*TASK 1:*
Print the section of the Second Amendment incorporation passage between "The momentum for" and "more clearly unconstitutional.", inclusive.
*TASK 2:*
Proceed with the passage on Second Amendment incorporation in California, starting right after its final sentence.

-- DOCUMENT PASSAGE follows --

While the rehearing may void incorporation, it is also possible that the court may instead correct some of the problems with the original ruling, which held that the Second Amendment applied to state and local governments but that the county ordinance in question did not violate it. Even if incorporation is voided in the Ninth Circuit, the U.S. Supreme Court is still likely to hear one of the other incorporation cases currently on appeal. In any event, pending civil-rights actions in California may face a longer, more difficult course.

Tuesday, July 7, 2009

California Asks for Nationwide Incorporation of the Second Amendment

On July 6th, Attorney General Edmund G. Brown submitted an amicus brief to the U.S. Supreme Court on two pending Second Amendment incorporation appeals out of Chicago. Citing the protection of Constitutional rights in California, AG Brown encouraged the high court to hear these cases and to affirm the applicability of the Second Amendment to the states. He also asked the court for guidance on what kinds of firearms regulations are permissible.

The momentum for reform is clearly mounting now. The Supreme Court will doubtlessly rule in favor of nationwide incorporation, which will make sweeping advances for the legal right to arms almost inevitable. Furthermore, AG Brown’s brief also focused attention on California’s particular plight, which is shared by a handful of other states (such as Illinois and New York). Together, we suffer under a tangled, ineffective mass of gun-control laws that are becoming ever more clearly unconstitutional.

It seems that the question I asked just two months ago has been answered. A quiet but well-placed ally has indeed found the political cover needed to move toward a more reasonable interpretation of the right to arms in California.

Friday, May 8, 2009

Fighting for the Right to Arms in California

Scarcely two weeks have passed since the historic ruling in Nordyke v. King incorporated the Second Amendment in California, but unconstitutional gun-control laws and regulations are already being challenged. The Second Amendment Foundation and the Calguns Foundation have filed two lawsuits in federal court. Peña, et al. v. Cid attacks California’s roster of approved handguns as a de facto ban on common defensive weapons, while Sykes, et al. v. McGinness, et al. challenges the outdated and arbitrary application of the state’s discretionary handgun-licensing system.

The constitutional questions raised in both cases were addressed by last year’s U.S. Supreme Court ruling in D.C. v. Heller, so positive outcomes seem likely. The real question may only be how long it takes for the litigation to be resolved. I don’t expect victory to take more than 10 years, but it could come much more quickly than that.

-- DOCUMENT PASSAGE concluded --
-- INFORMATION SUPPLIED follows --

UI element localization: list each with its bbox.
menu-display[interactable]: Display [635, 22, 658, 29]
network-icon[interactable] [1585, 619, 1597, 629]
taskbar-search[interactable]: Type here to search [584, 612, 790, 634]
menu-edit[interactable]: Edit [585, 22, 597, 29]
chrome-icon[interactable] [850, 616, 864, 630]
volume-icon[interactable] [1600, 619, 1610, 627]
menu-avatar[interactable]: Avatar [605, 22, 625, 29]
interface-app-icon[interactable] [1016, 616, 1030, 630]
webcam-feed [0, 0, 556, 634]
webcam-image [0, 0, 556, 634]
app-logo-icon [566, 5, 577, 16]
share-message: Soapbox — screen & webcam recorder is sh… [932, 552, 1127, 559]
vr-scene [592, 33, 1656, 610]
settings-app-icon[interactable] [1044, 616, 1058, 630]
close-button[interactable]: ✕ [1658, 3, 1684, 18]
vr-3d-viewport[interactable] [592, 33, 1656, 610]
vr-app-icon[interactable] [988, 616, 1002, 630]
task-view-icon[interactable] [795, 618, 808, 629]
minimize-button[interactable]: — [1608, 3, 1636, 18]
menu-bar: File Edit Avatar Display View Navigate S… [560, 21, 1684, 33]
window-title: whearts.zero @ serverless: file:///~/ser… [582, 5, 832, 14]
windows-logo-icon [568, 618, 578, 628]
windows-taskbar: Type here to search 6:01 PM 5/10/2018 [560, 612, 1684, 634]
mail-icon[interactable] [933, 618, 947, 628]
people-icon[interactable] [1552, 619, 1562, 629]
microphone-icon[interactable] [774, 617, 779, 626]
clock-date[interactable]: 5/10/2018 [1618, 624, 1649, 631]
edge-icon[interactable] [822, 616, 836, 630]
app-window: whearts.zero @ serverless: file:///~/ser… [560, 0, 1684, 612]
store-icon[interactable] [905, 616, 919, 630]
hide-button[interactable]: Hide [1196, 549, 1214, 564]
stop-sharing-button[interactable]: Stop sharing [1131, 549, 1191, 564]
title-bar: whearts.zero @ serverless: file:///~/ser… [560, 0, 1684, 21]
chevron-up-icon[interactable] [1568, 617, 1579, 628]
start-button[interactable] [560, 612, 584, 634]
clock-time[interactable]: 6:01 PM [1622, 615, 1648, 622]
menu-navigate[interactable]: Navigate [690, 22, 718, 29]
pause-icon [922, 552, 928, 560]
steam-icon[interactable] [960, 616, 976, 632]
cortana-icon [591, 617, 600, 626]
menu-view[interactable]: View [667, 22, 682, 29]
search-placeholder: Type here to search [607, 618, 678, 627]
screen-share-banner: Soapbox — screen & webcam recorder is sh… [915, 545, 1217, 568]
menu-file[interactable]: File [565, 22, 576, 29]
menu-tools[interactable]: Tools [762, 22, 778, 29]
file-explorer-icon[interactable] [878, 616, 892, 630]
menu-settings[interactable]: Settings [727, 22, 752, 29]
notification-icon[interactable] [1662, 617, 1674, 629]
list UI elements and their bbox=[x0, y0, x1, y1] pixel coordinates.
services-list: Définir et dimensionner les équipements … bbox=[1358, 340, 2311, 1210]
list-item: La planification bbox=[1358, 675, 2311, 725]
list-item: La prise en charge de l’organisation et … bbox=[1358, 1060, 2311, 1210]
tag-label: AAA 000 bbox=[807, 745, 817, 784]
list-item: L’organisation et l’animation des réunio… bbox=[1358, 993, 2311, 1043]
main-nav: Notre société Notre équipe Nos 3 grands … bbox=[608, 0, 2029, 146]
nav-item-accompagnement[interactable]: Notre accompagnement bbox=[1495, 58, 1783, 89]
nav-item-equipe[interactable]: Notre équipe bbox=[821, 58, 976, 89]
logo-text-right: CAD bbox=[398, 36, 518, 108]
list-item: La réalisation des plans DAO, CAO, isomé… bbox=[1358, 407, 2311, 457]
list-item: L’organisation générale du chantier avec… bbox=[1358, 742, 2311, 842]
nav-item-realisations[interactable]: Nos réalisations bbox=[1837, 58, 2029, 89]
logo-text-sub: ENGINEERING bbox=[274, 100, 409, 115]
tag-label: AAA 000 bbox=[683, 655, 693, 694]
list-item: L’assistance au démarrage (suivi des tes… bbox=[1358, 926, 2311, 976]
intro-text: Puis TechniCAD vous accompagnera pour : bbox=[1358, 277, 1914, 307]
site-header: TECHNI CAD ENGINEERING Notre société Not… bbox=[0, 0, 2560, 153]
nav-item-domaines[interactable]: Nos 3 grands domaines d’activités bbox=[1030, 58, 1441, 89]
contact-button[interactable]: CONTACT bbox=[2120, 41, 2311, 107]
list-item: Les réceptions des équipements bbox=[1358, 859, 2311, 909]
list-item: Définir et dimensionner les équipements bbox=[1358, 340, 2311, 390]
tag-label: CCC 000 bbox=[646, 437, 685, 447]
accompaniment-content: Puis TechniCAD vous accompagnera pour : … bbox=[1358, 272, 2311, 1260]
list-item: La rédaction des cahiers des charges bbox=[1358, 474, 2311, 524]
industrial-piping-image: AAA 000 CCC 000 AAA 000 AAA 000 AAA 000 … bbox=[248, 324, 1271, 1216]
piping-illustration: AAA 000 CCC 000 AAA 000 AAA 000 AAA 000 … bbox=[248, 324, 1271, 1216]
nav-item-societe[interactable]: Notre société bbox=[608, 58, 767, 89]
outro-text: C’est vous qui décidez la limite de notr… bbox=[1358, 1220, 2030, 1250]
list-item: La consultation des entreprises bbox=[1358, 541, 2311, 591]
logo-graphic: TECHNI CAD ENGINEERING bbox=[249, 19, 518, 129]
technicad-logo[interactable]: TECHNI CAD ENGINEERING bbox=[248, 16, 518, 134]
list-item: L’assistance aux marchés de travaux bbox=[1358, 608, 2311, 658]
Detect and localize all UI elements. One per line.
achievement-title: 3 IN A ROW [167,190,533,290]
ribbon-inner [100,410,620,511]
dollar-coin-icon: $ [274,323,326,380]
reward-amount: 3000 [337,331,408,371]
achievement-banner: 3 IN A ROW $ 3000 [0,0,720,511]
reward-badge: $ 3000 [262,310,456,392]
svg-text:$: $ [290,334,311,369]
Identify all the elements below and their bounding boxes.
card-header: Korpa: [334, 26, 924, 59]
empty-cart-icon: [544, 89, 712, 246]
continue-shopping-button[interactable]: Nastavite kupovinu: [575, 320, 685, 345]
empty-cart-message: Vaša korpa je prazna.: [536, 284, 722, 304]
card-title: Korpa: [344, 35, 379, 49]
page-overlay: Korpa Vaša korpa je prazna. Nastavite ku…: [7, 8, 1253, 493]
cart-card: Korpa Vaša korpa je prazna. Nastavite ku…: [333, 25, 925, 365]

-- INFORMATION SUPPLIED concluded --

*REPLY 1:*
The momentum for reform is clearly mounting now. The Supreme Court will doubtlessly rule in favor of nationwide incorporation, which will make sweeping advances for the legal right to arms almost inevitable. Furthermore, AG Brown’s brief also focused attention on California’s particular plight, which is shared by a handful of other states (such as Illinois and New York). Together, we suffer under a tangled, ineffective mass of gun-control laws that are becoming ever more clearly unconstitutional.

*REPLY 2:*
It has been suggested that the right-to-arms movement in California has allies in high places. I have to wonder if these lawsuits wouldn’t provide the political cover for such allies to issue new, more reasonable interpretations of our current laws … in light of Second Amendment incorporation. Why not spare the state, counties, and municipalities from costly litigation?

Monday, April 20, 2009

The Second Amendment Comes to California

Today, the U.S. Court of Appeals for the Ninth Circuit ruled that “the Fourteenth Amendment [to the U.S. Constitution] incorporates the Second Amendment and applies it to the states and local governments.” While 14th Amendment incorporation is a profanely legalistic concept, the way has now been opened to challenge unconstitutional gun-control statutes and regulations in California and beyond. The case in question was Nordyke v. King.

U.S. Court of Appeals for the Ninth Circuit
In a clever bit of jurisprudence, the court ruled against the plaintiffs (gun-show organizers) while settling the incorporation matter. Alameda County was the “winner,” so it cannot appeal the decision. The right to arms is now the law of the land, at least for much of the western United States.

This is wonderful news for the civil-rights movement, but the fight is really only just beginning. Prepare for an onslaught of litigation over the next few years.

Wednesday, November 9, 2005

Propaganda Wins Again

Despite or perhaps because of months and months of transparent propaganda, Californians rejected even incremental political reform yesterday. I am very disappointed but only a little surprised.